-- start of LISTED RECORDS --

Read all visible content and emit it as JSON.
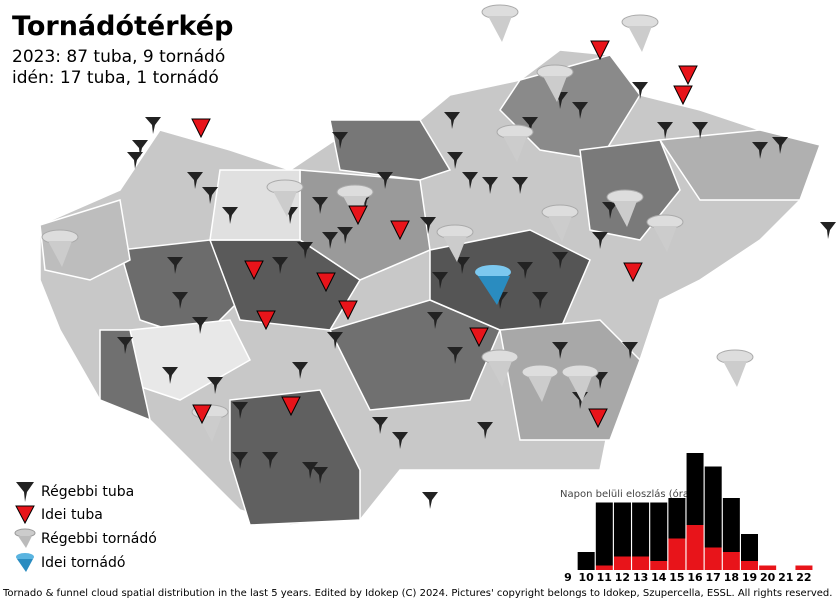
{
  "header": {
    "title": "Tornádótérkép",
    "line1": "2023: 87 tuba, 9 tornádó",
    "line2": "idén: 17 tuba, 1 tornádó"
  },
  "legend": [
    "Régebbi tuba",
    "Idei tuba",
    "Régebbi tornádó",
    "Idei tornádó"
  ],
  "footer": "Tornado & funnel cloud spatial distribution in the last 5 years. Edited by Idokep (C) 2024. Pictures' copyright belongs to Idokep, Szupercella, ESSL. All rights reserved.",
  "chart_data": {
    "type": "bar",
    "title": "Napon belüli eloszlás (óra)",
    "categories": [
      "9",
      "10",
      "11",
      "12",
      "13",
      "14",
      "15",
      "16",
      "17",
      "18",
      "19",
      "20",
      "21",
      "22"
    ],
    "series": [
      {
        "color": "#e8141a",
        "values": [
          0,
          0,
          1,
          3,
          3,
          2,
          7,
          10,
          5,
          4,
          2,
          1,
          0,
          1
        ]
      },
      {
        "color": "#000000",
        "values": [
          0,
          4,
          14,
          12,
          12,
          13,
          9,
          16,
          18,
          12,
          6,
          0,
          0,
          0
        ]
      }
    ]
  }
}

-- end of LISTED RECORDS --

### [WHAT THE EXERCISE ASKS]
Look through the data above. Find each line with the string "tuba" and copy it.

### [FULL SOLUTION]
    "line1": "2023: 87 tuba, 9 tornádó",
    "line2": "idén: 17 tuba, 1 tornádó"
    "Régebbi tuba",
    "Idei tuba",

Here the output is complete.